▶ _Task requirements_: Search the records for the word "heartbeat" and pick out every line that has it.

Data listing:
◆ ◆ ◆

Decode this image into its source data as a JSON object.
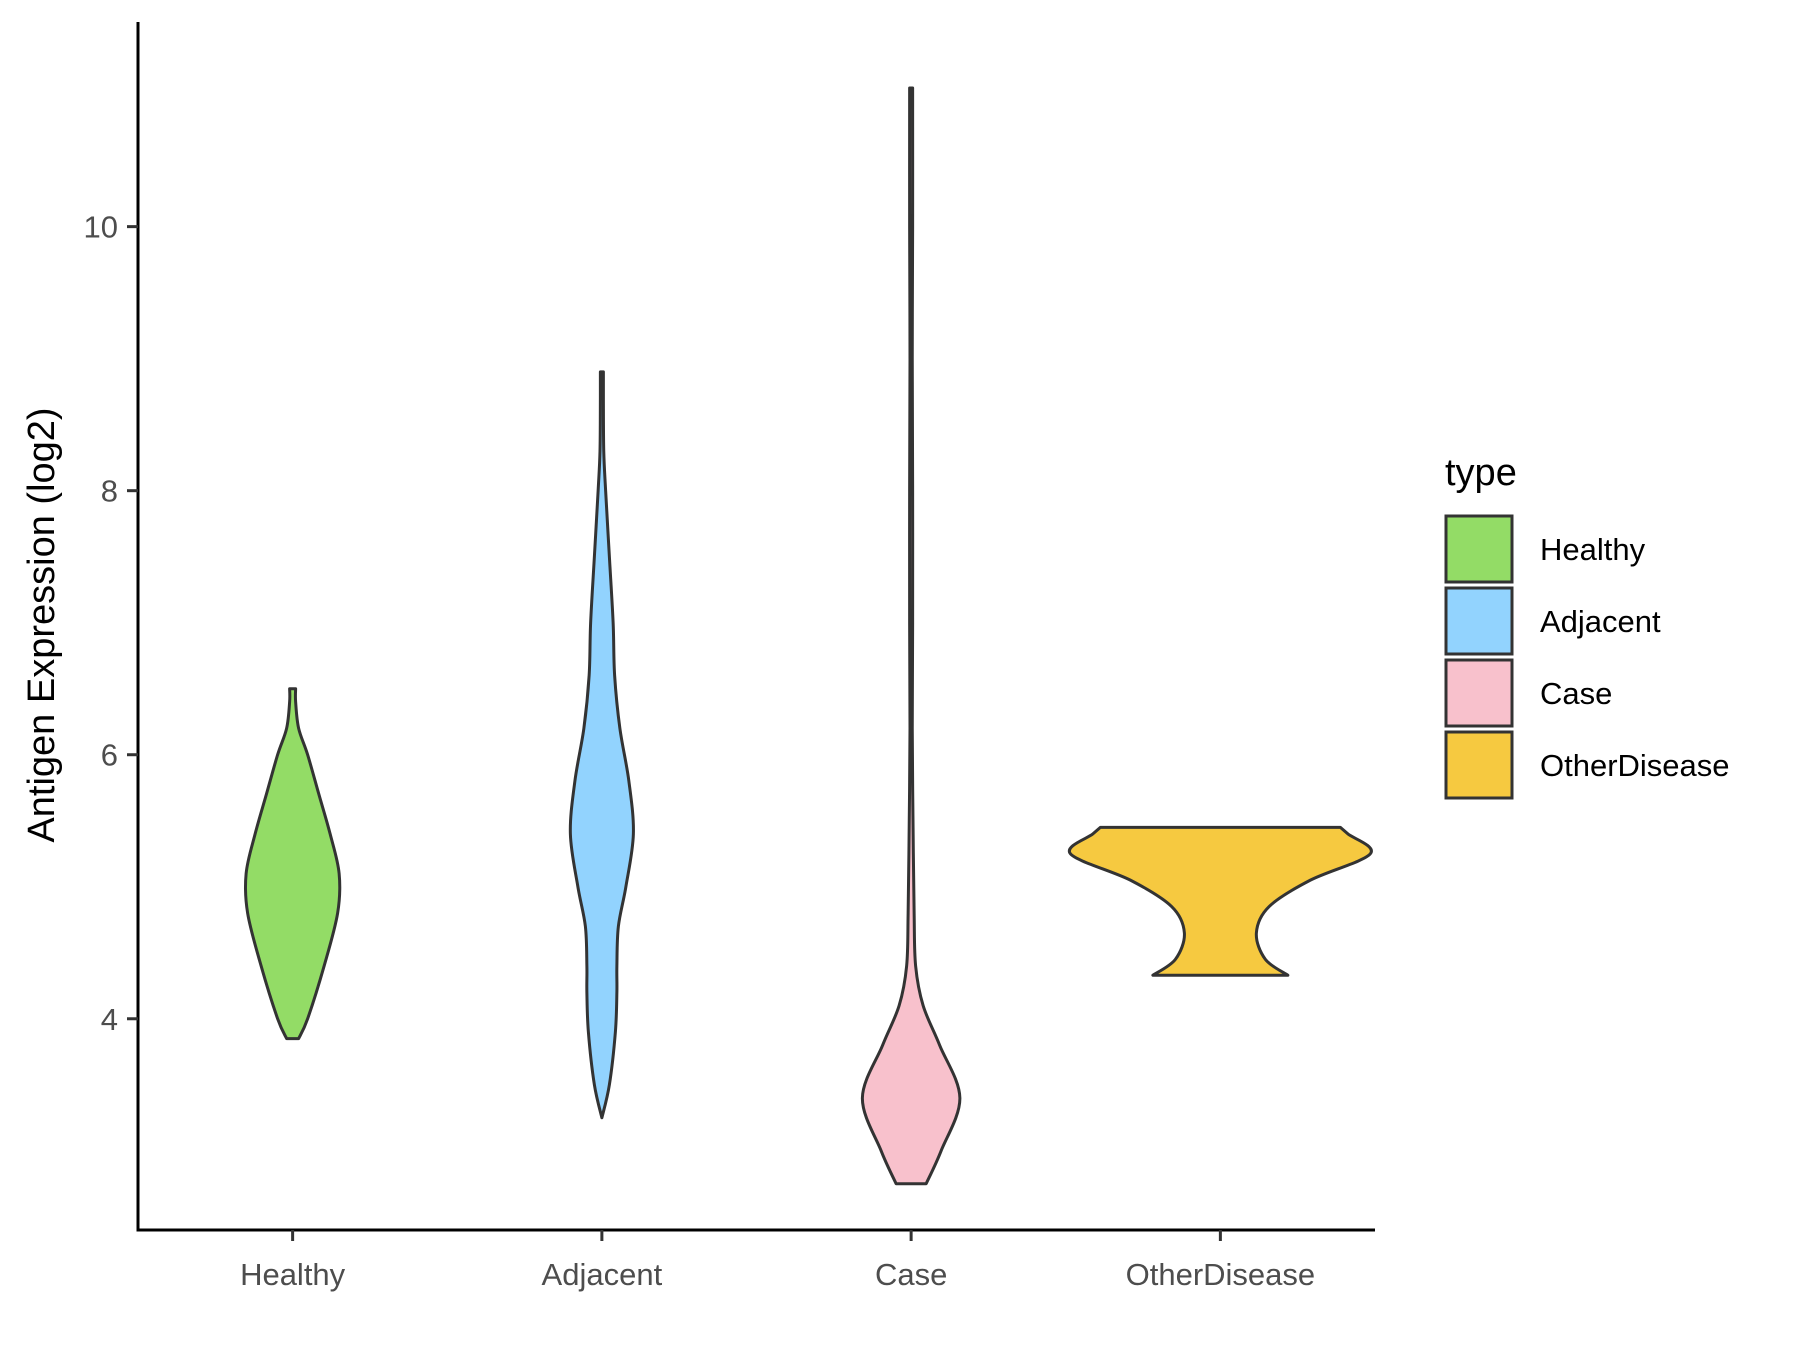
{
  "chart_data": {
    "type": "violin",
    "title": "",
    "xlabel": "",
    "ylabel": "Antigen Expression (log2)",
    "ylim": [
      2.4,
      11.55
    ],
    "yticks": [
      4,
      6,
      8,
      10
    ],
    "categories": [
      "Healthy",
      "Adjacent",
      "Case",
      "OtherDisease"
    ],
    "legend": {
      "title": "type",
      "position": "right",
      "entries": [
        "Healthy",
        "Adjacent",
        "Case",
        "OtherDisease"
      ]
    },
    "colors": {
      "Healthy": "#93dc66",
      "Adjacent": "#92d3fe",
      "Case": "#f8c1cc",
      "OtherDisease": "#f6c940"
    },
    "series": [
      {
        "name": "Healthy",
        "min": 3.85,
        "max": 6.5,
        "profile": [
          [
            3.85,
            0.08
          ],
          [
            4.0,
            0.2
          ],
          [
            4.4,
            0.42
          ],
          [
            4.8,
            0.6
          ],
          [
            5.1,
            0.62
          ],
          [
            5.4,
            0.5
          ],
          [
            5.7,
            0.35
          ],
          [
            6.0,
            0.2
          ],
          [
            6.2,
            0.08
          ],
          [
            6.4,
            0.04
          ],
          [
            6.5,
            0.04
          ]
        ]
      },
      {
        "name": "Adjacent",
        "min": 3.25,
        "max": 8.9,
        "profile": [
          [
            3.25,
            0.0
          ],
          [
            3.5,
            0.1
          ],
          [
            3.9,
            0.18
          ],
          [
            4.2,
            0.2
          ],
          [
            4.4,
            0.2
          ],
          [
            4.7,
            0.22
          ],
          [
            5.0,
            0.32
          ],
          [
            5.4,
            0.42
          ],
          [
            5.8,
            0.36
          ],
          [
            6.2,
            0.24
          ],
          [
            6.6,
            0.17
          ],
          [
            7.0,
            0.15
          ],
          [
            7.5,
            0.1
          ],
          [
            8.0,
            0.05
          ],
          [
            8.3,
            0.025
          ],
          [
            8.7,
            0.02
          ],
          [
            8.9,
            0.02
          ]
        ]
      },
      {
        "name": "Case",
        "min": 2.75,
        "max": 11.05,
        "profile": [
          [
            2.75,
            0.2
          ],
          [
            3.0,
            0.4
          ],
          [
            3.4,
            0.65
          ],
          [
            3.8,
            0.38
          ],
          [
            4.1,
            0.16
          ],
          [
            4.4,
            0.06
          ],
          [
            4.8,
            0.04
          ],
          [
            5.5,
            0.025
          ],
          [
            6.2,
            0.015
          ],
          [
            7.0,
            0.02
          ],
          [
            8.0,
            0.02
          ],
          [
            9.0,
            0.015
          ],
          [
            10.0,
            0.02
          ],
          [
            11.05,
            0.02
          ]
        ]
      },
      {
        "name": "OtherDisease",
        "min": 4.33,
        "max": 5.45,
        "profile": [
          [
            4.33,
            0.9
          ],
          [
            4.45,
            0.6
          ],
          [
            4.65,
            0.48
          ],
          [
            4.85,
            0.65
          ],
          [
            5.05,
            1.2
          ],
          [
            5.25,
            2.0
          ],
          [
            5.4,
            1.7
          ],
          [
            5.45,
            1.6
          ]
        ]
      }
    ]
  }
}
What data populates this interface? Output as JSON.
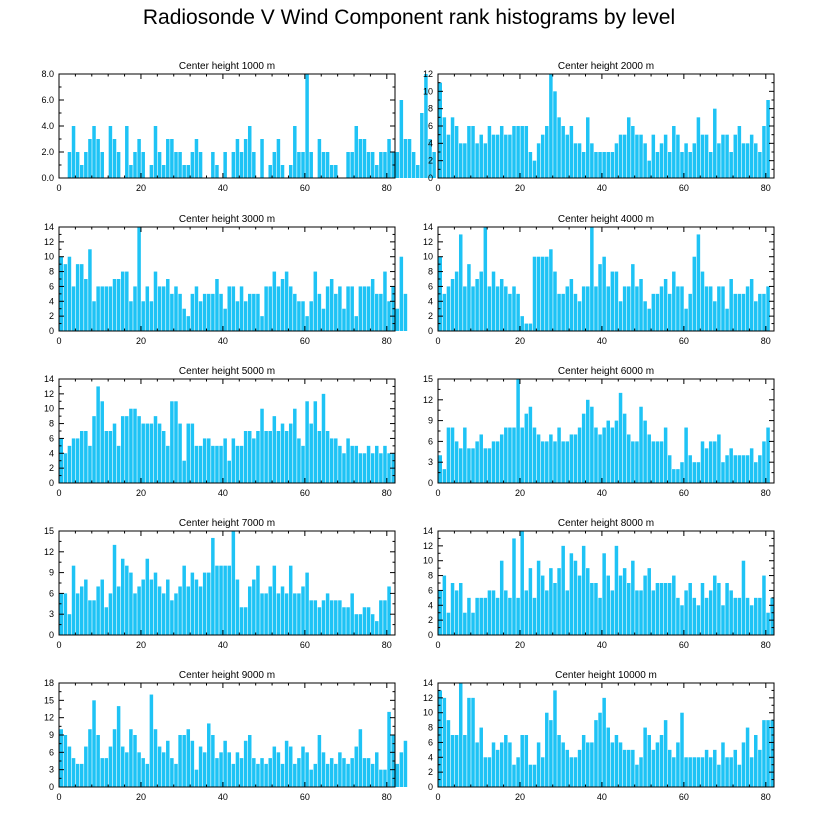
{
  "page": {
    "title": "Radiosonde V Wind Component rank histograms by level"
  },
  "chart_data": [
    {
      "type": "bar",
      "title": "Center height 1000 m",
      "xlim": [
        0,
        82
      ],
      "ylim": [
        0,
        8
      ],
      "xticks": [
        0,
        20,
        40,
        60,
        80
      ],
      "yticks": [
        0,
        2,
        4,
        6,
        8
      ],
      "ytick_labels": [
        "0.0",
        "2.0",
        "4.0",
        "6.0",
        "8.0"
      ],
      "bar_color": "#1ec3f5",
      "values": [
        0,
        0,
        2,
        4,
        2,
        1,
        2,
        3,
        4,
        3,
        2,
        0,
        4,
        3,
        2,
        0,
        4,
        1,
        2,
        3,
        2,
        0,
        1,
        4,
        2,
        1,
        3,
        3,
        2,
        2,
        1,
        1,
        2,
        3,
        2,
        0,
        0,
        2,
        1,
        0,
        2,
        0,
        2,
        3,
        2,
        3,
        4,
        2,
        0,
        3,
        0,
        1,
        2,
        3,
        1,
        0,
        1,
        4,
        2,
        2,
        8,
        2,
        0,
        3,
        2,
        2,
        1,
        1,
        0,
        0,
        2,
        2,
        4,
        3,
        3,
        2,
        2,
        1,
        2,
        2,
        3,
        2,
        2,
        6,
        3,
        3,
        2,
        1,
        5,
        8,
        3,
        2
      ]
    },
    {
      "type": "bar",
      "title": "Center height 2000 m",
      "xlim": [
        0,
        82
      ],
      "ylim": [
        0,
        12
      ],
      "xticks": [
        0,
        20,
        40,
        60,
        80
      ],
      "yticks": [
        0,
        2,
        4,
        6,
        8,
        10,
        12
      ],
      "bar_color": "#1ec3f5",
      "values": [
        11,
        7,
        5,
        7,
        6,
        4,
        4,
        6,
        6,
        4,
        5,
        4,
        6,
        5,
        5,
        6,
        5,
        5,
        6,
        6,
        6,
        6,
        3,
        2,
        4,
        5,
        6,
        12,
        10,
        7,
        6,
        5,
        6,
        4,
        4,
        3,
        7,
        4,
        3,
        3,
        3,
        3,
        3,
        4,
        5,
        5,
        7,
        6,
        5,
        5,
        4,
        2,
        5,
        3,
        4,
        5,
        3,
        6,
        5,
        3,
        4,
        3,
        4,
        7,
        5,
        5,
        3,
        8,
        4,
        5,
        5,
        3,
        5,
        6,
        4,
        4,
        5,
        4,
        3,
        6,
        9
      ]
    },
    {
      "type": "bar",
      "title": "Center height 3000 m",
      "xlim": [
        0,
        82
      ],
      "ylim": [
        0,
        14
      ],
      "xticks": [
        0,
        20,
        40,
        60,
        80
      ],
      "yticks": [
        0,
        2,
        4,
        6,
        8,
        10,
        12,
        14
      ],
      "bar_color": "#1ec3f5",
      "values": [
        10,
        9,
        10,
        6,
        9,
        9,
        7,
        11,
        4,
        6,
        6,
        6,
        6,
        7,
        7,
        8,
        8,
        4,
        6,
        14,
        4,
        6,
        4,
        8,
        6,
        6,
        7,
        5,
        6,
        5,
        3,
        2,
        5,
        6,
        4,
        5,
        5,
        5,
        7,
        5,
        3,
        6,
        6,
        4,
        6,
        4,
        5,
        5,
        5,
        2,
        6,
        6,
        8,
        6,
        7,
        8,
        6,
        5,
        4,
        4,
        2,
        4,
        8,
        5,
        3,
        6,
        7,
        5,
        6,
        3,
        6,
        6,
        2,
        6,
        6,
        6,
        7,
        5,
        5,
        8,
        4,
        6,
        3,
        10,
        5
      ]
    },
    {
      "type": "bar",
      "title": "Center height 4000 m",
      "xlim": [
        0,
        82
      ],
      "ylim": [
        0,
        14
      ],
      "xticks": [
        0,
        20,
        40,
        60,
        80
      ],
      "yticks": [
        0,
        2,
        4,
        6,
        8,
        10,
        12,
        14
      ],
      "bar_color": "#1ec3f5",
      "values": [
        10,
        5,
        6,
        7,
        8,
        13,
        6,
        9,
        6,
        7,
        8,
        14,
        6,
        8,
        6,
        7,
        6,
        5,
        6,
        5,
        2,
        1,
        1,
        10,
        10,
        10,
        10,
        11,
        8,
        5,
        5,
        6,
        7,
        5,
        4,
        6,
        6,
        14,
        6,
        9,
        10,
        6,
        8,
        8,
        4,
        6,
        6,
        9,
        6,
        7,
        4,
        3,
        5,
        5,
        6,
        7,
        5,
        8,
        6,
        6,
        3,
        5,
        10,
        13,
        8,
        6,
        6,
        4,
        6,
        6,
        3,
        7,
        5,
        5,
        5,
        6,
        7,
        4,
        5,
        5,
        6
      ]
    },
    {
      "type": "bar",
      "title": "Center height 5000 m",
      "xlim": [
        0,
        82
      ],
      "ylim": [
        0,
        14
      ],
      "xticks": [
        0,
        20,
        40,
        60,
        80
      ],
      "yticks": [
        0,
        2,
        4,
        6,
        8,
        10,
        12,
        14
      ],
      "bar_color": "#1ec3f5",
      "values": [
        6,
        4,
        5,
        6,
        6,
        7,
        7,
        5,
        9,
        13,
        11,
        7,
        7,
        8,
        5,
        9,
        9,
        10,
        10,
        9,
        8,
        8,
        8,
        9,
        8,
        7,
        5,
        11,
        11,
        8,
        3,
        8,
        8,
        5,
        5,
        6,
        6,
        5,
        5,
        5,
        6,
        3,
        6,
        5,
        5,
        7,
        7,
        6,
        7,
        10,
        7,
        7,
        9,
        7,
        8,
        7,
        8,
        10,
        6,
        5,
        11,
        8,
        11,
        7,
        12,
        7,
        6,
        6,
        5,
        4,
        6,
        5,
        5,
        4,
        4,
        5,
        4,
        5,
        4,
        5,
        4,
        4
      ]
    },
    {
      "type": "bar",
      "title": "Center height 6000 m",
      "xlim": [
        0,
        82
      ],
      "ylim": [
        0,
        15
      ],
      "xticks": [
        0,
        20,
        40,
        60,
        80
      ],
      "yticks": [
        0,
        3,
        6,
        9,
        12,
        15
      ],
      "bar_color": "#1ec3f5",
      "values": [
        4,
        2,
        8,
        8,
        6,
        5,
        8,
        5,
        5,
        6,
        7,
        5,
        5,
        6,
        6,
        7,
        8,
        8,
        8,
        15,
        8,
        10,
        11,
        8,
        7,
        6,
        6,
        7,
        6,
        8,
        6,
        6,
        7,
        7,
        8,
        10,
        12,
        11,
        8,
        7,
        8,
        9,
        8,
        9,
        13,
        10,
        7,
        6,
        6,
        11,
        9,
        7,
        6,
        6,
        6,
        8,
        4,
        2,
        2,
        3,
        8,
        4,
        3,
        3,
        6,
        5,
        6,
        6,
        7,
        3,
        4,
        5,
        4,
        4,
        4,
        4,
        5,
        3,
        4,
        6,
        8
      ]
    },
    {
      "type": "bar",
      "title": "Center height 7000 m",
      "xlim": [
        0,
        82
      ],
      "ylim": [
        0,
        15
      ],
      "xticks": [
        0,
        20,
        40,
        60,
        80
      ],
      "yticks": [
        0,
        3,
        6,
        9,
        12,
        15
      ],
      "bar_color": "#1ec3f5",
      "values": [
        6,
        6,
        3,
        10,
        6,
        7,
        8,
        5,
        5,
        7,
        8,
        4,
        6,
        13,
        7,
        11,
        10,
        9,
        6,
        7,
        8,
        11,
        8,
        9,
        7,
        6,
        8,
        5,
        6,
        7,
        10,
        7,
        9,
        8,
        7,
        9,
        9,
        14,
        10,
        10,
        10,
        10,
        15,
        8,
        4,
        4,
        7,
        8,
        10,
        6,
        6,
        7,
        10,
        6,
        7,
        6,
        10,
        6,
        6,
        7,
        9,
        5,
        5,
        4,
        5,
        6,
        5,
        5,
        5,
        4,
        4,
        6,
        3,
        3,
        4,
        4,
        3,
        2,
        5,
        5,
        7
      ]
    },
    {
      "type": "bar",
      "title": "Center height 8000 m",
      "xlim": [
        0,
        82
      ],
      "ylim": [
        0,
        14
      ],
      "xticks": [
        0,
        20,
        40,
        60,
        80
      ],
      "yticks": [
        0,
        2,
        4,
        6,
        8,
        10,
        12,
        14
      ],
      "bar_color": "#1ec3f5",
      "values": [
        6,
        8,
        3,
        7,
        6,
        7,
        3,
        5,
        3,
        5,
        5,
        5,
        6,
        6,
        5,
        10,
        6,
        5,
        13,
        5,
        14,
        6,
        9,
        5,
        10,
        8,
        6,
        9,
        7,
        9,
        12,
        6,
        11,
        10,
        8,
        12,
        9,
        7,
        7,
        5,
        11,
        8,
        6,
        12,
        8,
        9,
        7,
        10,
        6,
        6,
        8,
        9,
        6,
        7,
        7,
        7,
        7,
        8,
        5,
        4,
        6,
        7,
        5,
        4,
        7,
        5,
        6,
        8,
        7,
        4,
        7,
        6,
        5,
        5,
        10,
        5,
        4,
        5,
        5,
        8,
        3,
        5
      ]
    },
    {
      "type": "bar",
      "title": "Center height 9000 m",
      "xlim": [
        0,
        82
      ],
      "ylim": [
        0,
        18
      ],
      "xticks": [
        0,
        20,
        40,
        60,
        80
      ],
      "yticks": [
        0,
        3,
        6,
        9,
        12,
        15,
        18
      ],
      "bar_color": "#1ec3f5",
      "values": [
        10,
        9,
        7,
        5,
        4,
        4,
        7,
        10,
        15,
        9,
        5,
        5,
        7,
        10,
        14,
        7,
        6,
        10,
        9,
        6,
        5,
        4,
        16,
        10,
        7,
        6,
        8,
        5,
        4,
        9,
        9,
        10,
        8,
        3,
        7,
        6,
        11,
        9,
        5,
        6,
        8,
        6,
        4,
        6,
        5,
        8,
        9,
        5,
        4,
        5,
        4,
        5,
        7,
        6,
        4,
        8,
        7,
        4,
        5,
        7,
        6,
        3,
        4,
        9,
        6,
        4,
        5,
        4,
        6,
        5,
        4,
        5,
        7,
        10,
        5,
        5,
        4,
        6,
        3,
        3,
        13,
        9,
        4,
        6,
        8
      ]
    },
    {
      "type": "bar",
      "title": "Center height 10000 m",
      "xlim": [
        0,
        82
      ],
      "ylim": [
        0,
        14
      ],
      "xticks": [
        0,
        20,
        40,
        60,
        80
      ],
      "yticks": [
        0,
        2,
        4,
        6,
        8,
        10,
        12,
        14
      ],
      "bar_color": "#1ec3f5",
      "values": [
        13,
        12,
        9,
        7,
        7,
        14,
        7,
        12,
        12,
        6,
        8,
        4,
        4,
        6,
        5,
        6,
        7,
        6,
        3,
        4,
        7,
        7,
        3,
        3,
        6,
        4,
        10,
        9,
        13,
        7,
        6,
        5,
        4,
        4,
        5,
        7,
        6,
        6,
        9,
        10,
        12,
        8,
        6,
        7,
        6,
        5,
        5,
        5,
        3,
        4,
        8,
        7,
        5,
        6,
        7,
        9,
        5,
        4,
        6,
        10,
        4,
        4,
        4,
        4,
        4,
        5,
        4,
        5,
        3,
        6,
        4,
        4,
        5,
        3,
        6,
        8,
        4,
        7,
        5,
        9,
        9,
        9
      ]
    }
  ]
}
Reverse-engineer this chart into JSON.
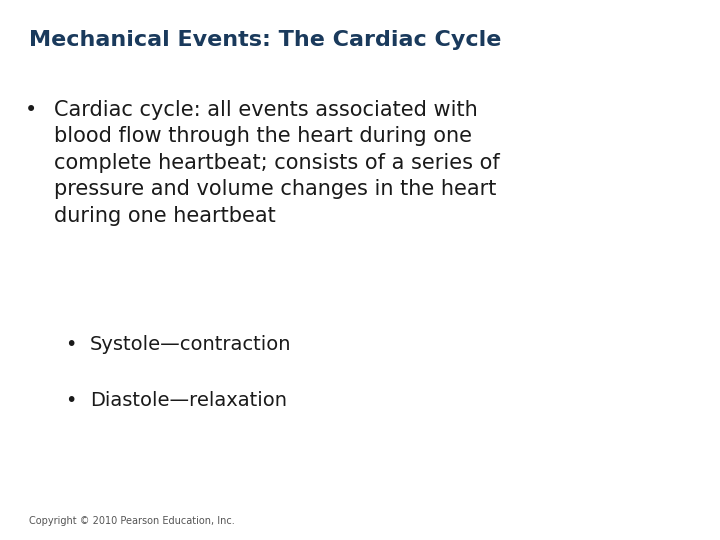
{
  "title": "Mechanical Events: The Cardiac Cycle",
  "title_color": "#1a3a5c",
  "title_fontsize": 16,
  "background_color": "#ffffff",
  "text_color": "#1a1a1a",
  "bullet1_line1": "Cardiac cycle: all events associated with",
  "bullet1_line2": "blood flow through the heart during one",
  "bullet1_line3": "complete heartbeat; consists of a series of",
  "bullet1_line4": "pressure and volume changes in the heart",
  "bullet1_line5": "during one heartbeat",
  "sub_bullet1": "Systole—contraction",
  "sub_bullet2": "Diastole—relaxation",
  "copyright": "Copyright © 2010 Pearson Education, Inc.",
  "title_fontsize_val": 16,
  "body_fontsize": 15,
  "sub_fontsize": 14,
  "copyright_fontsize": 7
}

◆ ◆ ◆

▶ _Exercise answer_:
  "bullet1_line3": "complete heartbeat; consists of a series of",
  "bullet1_line5": "during one heartbeat",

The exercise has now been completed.